--- START ---
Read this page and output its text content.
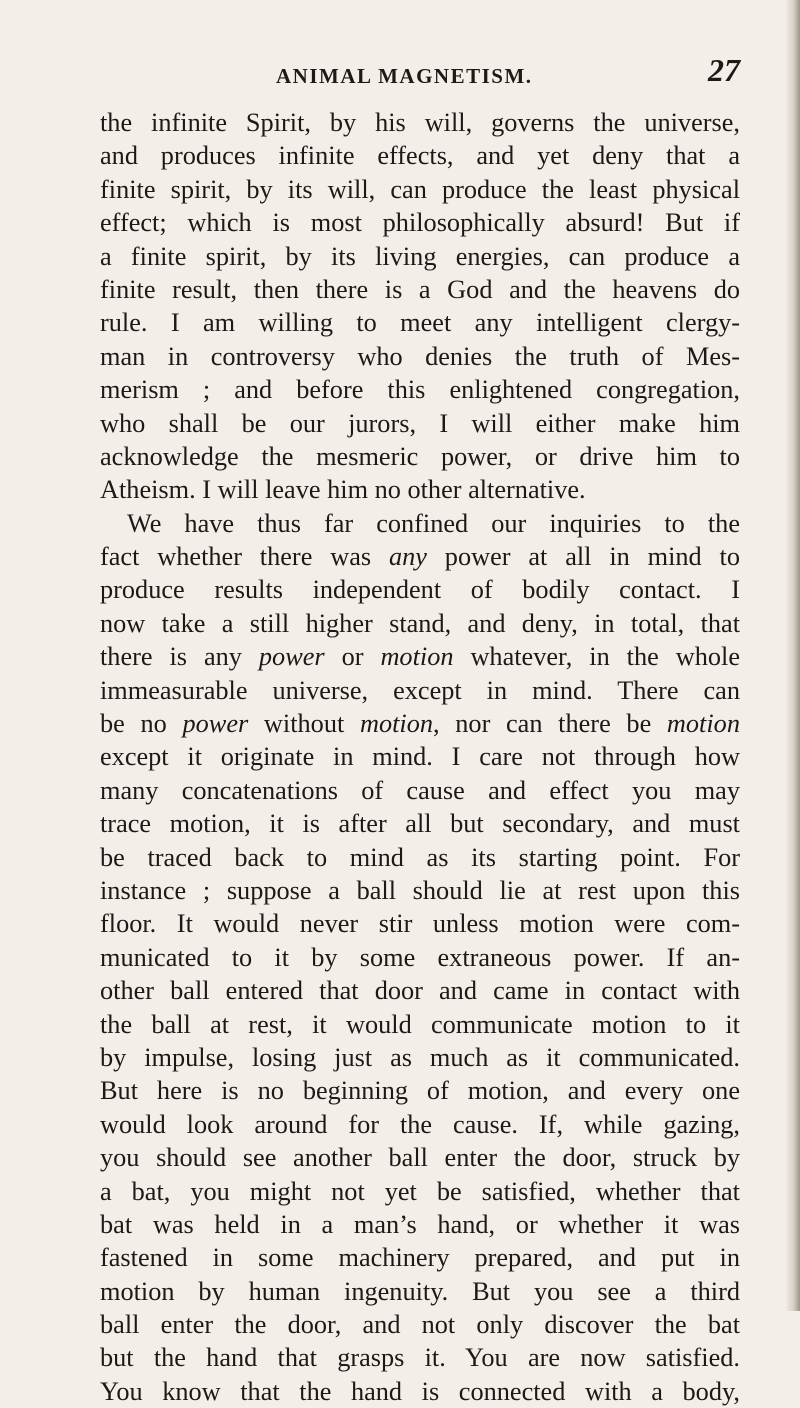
ANIMAL MAGNETISM.	27
the infinite Spirit, by his will, governs the universe,
and produces infinite effects, and yet deny that a
finite spirit, by its will, can produce the least physical
effect; which is most philosophically absurd! But if
a finite spirit, by its living energies, can produce a
finite result, then there is a God and the heavens do
rule. I am willing to meet any intelligent clergy-
man in controversy who denies the truth of Mes-
merism ; and before this enlightened congregation,
who shall be our jurors, I will either make him
acknowledge the mesmeric power, or drive him to
Atheism. I will leave him no other alternative.
We have thus far confined our inquiries to the
fact whether there was any power at all in mind to
produce results independent of bodily contact. I
now take a still higher stand, and deny, in total, that
there is any power or motion whatever, in the whole
immeasurable universe, except in mind. There can
be no power without motion, nor can there be motion
except it originate in mind. I care not through how
many concatenations of cause and effect you may
trace motion, it is after all but secondary, and must
be traced back to mind as its starting point. For
instance ; suppose a ball should lie at rest upon this
floor. It would never stir unless motion were com-
municated to it by some extraneous power. If an-
other ball entered that door and came in contact with
the ball at rest, it would communicate motion to it
by impulse, losing just as much as it communicated.
But here is no beginning of motion, and every one
would look around for the cause. If, while gazing,
you should see another ball enter the door, struck by
a bat, you might not yet be satisfied, whether that
bat was held in a man’s hand, or whether it was
fastened in some machinery prepared, and put in
motion by human ingenuity. But you see a third
ball enter the door, and not only discover the bat
but the hand that grasps it. You are now satisfied.
You know that the hand is connected with a body,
--- END ---
*WHAT THIS TASK INVOLVES*: Look through the material above and pick out each line holding the word "that".

*ANSWER FOR THE TASK*:
and produces infinite effects, and yet deny that a
now take a still higher stand, and deny, in total, that
other ball entered that door and came in contact with
a bat, you might not yet be satisfied, whether that
but the hand that grasps it. You are now satisfied.
You know that the hand is connected with a body,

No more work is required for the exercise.